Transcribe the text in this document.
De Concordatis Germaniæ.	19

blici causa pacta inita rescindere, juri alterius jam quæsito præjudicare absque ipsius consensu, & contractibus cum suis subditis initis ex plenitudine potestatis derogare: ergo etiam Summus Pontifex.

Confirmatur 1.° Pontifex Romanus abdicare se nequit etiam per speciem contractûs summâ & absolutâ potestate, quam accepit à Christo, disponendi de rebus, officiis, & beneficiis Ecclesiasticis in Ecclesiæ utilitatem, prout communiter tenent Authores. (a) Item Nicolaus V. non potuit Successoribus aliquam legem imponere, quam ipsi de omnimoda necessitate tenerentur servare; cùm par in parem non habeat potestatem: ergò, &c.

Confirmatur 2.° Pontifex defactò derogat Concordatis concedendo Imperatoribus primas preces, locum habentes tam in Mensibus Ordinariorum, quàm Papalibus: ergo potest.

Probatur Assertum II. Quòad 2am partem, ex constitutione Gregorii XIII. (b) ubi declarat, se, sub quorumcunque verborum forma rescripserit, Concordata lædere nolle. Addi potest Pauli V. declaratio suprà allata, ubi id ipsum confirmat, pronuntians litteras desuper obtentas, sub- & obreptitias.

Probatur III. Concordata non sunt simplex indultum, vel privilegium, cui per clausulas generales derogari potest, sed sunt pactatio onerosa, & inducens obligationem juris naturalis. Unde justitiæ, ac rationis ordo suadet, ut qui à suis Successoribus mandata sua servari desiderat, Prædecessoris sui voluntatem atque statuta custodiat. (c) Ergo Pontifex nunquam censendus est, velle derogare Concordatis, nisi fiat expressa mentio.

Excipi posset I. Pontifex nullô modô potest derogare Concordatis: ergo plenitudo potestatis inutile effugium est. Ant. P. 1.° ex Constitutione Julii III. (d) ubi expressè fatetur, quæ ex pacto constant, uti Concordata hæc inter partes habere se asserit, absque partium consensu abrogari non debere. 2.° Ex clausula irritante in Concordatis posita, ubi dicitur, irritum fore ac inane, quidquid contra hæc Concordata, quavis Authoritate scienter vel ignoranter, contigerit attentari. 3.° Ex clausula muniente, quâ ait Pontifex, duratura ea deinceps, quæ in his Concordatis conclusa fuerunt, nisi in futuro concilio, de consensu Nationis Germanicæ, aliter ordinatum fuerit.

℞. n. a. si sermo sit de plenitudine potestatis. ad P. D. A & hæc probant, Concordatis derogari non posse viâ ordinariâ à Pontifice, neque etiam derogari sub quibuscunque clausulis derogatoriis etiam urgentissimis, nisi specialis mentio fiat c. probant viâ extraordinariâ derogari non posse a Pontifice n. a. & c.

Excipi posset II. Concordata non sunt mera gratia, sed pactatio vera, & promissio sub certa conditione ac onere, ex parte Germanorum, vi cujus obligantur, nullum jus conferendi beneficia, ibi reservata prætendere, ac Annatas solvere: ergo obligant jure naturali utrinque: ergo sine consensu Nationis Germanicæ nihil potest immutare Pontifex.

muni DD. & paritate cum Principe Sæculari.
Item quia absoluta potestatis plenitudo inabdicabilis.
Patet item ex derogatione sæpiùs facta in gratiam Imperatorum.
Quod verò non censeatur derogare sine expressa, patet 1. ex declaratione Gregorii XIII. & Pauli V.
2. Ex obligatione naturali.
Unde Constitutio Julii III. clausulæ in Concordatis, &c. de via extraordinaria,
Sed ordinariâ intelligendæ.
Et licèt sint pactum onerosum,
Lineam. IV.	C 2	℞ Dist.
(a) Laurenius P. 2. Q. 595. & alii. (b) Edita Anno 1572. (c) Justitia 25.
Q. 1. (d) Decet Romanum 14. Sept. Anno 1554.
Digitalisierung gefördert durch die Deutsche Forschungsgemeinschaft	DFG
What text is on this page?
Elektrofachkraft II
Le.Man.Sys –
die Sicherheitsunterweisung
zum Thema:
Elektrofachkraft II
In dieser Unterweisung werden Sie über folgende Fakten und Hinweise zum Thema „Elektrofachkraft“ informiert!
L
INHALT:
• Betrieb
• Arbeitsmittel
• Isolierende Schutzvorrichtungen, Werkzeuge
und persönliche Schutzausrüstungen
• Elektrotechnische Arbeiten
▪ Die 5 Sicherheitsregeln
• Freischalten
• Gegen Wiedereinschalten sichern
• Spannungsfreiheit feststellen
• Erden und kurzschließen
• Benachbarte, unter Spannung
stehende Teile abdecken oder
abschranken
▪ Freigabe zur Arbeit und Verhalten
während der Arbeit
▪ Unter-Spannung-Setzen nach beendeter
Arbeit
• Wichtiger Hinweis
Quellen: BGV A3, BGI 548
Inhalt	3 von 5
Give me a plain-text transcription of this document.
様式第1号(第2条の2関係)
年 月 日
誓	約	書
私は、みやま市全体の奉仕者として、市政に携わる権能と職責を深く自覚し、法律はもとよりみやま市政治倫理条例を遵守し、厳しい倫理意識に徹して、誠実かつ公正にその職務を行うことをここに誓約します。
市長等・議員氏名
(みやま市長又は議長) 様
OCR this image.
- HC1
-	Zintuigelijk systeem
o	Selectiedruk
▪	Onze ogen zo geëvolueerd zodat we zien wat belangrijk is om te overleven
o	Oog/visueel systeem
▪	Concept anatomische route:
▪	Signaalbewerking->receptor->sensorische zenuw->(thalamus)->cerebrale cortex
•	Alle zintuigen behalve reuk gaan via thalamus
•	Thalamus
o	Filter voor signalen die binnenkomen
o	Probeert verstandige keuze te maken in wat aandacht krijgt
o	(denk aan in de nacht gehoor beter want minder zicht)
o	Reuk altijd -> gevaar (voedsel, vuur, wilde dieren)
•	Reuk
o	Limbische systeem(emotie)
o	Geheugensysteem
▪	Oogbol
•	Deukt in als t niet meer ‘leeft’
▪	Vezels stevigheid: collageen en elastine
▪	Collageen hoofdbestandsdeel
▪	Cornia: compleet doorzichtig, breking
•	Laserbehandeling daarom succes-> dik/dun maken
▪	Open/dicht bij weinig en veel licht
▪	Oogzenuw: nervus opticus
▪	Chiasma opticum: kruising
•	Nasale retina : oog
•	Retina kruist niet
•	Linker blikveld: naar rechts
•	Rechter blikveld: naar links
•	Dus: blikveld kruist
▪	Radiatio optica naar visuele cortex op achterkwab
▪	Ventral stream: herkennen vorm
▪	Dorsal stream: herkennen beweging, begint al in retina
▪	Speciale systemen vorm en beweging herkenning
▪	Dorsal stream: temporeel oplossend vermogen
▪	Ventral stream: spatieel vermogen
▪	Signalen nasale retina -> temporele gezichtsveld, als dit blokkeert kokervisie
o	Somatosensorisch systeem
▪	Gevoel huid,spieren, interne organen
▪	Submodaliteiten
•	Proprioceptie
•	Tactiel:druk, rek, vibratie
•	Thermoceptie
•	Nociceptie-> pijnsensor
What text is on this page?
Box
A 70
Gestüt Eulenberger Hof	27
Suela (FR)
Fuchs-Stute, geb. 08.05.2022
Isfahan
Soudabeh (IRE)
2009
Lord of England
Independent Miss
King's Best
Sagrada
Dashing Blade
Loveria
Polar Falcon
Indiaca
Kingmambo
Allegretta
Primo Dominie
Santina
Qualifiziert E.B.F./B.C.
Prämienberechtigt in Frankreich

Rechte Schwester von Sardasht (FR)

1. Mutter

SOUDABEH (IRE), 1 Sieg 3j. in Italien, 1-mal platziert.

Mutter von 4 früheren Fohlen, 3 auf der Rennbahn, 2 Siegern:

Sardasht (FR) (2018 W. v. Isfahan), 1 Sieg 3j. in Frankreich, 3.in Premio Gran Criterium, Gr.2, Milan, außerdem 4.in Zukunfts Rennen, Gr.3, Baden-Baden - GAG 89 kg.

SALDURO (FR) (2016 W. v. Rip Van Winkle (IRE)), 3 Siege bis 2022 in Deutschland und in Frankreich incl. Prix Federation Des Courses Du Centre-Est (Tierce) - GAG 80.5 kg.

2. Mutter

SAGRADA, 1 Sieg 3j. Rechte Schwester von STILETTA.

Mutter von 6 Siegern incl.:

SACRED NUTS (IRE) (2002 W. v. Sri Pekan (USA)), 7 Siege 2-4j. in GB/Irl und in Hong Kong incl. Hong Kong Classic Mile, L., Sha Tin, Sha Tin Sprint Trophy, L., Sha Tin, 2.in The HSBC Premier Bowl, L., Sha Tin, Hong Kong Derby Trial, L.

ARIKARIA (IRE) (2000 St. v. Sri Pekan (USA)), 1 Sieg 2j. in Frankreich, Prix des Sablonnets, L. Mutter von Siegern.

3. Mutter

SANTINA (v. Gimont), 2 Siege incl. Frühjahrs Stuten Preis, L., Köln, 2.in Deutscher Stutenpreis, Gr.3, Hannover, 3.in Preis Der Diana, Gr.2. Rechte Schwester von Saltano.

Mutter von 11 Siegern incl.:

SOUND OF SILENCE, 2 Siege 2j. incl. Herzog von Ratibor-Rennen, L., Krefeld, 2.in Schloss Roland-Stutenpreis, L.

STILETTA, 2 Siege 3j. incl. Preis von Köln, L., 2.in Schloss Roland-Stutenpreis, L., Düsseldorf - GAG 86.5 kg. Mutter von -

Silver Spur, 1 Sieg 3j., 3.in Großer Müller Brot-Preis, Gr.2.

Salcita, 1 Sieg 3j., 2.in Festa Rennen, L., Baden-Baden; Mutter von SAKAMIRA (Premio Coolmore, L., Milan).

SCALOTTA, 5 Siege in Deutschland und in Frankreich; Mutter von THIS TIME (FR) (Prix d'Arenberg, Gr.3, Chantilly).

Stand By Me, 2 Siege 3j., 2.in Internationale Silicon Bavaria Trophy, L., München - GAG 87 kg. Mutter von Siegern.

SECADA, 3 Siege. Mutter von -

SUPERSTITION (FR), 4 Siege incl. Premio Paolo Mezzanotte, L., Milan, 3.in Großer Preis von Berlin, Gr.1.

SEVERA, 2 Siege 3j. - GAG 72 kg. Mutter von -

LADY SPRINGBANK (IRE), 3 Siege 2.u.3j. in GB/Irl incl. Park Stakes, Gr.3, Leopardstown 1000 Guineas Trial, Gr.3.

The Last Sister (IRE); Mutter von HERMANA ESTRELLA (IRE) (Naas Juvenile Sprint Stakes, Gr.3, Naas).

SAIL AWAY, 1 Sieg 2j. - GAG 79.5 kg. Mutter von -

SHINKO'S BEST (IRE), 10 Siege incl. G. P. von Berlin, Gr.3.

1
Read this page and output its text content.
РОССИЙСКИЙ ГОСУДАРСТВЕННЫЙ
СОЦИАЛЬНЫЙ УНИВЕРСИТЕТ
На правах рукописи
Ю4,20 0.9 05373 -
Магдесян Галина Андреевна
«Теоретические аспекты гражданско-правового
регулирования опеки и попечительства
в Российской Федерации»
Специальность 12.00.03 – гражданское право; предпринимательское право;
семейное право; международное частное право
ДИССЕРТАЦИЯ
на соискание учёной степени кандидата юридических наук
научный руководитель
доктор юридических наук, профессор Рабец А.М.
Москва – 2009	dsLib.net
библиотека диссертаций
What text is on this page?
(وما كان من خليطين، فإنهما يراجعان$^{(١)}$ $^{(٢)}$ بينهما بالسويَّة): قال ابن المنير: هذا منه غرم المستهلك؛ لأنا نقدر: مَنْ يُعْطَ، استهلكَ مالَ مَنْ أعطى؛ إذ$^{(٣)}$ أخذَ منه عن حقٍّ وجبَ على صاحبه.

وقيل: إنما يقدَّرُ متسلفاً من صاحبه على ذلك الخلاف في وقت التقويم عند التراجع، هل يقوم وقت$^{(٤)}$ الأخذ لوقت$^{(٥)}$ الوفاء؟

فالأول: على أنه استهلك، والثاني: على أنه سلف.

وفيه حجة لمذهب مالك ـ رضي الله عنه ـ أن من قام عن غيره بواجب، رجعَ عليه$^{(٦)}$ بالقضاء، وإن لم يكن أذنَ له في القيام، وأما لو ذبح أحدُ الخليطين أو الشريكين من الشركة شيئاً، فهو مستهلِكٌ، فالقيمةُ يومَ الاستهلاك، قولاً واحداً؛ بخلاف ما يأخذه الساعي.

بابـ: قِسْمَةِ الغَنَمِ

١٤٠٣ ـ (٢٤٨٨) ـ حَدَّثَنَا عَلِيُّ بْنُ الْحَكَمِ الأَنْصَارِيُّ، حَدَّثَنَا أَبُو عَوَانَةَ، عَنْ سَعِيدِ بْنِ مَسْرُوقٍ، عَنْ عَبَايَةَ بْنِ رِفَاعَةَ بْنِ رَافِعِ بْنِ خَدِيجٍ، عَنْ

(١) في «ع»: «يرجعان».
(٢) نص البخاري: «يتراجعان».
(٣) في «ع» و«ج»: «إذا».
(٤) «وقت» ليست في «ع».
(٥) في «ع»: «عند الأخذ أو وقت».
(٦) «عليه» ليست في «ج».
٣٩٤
• • • •
- [Requirements]:
Go through the records and show every line with the string "STILETTA" in it.

- [Written solution]:
SAGRADA, 1 Sieg 3j. Rechte Schwester von STILETTA.
STILETTA, 2 Siege 3j. incl. Preis von Köln, L., 2.in Schloss Roland-Stutenpreis, L., Düsseldorf - GAG 86.5 kg. Mutter von -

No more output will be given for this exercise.